- [ELENCO DEI COMPITI]
- 1) Ricopia dal testo sulla compagnia Msc, senza alcuna modifica, tutto ciò che va da "Gianluigi Aponte, classe" fino a "finora non divulgata.".
- 2) Prosegui il testo sulla compagnia Msc a partire dalla sua ultima frase.

- [TESTO FORNITO]
È diventato, nell’arco di 50 anni, il grande timoniere dello shipping mondiale (con buona pace di Mao Tse-tung, che si era guadagnato il soprannome con tutt’altra strada, terrestre peraltro) e ora passa, se non la barra, almeno la proprietà della compagnia Msc - che ha fondato nel 1970, e oggi è la numero uno al mondo, nel trasporto container - ai suoi figli, Diego e Alexa.

Gianluigi Aponte, classe 1940, considerato dalla rivista Forbes, nel 2025, il 44° uomo più ricco del mondo (e il numero uno della Svizzera, dove risiede), con un patrimonio stimato di oltre 37,5 miliardi, a cui si deve aggiungere la medesima cifra, detenuta dalla moglie Rafaela, ha deciso di rendere pubblica una mossa avvenuta nell’ultimo trimestre dell’anno scorso e finora non divulgata.

Le quote di Mediterranean shipping company sono, dunque, passate ai due figli del fondatore, i quali, già da tempo, ricoprono incarichi di rilievo nella società italosvizzera, con sede a Ginevra. E sono, rimarca una nota divulgata dal gruppo, «entrambi cittadini italiani cresciuti in Svizzera, dove sono attualmente residenti».

- [DATI DA ESAMINARE]
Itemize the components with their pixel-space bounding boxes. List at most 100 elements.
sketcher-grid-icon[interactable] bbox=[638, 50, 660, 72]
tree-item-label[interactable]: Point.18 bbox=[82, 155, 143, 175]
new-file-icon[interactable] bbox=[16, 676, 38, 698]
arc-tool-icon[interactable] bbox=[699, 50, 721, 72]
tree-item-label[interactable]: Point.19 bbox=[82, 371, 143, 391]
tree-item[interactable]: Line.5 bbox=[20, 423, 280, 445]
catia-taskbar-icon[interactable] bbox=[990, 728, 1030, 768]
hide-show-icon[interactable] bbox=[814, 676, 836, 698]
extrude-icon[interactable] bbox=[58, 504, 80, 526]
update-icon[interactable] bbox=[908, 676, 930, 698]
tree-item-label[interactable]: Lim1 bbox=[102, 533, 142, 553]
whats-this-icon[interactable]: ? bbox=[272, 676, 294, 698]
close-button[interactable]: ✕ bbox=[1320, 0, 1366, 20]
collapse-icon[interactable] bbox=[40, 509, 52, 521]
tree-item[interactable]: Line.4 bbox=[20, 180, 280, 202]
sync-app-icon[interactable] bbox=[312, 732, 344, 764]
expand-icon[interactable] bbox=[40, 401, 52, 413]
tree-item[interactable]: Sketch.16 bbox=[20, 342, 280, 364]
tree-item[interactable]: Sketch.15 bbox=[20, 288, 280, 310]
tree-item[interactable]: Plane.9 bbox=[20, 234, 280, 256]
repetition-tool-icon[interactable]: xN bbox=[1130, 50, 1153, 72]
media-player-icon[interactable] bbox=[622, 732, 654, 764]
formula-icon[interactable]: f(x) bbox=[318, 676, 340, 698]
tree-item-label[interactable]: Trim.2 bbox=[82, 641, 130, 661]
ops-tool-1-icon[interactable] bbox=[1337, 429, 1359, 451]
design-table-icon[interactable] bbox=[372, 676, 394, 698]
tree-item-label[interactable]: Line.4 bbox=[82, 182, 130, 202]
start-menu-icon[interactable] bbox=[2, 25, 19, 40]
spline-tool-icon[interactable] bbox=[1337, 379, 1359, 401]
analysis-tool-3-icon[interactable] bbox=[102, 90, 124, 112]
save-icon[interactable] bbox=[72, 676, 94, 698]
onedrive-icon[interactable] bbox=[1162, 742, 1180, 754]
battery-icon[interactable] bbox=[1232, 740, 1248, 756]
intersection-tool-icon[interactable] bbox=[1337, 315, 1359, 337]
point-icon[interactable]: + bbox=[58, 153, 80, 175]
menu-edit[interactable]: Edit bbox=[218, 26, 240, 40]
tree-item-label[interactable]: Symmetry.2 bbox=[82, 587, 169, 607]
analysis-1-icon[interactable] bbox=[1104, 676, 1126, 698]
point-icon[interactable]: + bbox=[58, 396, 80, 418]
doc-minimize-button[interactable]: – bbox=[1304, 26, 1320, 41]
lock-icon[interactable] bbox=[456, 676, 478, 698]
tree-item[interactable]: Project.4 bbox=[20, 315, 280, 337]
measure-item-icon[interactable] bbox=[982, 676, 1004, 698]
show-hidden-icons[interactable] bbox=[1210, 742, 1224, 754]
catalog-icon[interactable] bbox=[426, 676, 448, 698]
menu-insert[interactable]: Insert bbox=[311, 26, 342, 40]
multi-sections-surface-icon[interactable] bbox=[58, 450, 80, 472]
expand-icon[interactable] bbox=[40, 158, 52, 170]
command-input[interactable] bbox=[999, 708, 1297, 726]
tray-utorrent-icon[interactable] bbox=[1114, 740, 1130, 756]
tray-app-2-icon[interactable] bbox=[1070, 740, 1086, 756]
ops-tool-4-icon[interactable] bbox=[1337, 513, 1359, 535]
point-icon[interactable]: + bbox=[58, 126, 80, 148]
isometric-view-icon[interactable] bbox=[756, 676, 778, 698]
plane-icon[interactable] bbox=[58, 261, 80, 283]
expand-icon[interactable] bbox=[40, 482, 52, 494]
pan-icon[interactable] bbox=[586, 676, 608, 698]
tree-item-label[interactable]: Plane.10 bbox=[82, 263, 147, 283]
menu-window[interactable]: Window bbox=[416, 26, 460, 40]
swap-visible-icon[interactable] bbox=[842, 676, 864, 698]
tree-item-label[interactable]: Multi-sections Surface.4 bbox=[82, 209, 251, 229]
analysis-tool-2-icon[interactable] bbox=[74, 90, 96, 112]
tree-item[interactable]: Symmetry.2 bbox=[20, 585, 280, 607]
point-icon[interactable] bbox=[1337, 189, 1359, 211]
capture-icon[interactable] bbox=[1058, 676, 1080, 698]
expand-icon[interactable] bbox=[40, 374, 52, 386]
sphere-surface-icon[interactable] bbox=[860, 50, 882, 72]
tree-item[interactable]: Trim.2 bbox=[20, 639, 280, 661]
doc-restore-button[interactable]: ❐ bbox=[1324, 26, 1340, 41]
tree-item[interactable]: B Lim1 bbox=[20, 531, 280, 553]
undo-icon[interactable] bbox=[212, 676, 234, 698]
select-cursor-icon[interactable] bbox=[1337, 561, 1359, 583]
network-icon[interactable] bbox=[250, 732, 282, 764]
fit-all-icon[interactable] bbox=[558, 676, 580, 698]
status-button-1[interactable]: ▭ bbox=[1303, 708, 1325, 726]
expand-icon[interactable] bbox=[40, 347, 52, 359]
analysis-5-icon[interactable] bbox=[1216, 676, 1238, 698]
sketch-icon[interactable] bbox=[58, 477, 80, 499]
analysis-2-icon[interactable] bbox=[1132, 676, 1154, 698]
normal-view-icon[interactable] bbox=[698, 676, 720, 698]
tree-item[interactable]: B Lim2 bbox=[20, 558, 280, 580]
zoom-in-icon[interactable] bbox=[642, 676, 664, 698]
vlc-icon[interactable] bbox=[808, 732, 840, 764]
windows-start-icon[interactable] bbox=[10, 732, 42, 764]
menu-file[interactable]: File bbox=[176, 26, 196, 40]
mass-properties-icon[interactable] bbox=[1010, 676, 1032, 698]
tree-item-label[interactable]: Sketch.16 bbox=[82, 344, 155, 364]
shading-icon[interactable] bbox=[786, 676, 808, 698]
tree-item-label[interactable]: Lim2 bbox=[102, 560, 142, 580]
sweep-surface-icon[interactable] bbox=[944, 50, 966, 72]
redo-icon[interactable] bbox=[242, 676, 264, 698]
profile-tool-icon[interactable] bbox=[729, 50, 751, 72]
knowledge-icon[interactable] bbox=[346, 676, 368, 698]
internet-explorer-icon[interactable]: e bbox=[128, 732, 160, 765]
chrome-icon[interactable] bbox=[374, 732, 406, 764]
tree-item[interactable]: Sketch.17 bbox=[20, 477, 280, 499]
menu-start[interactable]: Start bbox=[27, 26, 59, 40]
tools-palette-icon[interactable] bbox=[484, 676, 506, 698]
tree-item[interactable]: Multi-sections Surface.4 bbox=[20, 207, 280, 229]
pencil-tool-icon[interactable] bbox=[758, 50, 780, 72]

- [RISULTATI IN ORDINE]
- 1)
Gianluigi Aponte, classe 1940, considerato dalla rivista Forbes, nel 2025, il 44° uomo più ricco del mondo (e il numero uno della Svizzera, dove risiede), con un patrimonio stimato di oltre 37,5 miliardi, a cui si deve aggiungere la medesima cifra, detenuta dalla moglie Rafaela, ha deciso di rendere pubblica una mossa avvenuta nell’ultimo trimestre dell’anno scorso e finora non divulgata.

- 2)
Tappa di rilievo nel percorso dell’azienda

La nota evidenzia anche che «questa transizione rappresenta una tappa significativa nella storia dell’azienda con sede a Ginevra». Diego Aponte, presidente del gruppo, e Alexa Aponte, chief financial officer, conclude il testo, «hanno dimostrato leadership e visione, ottenendo risultati notevoli nei rispettivi ruoli all’interno della compagnia. Il passaggio garantirà la continuità, la stabilità e la crescita del gruppo Msc con la nuova generazione alla guida».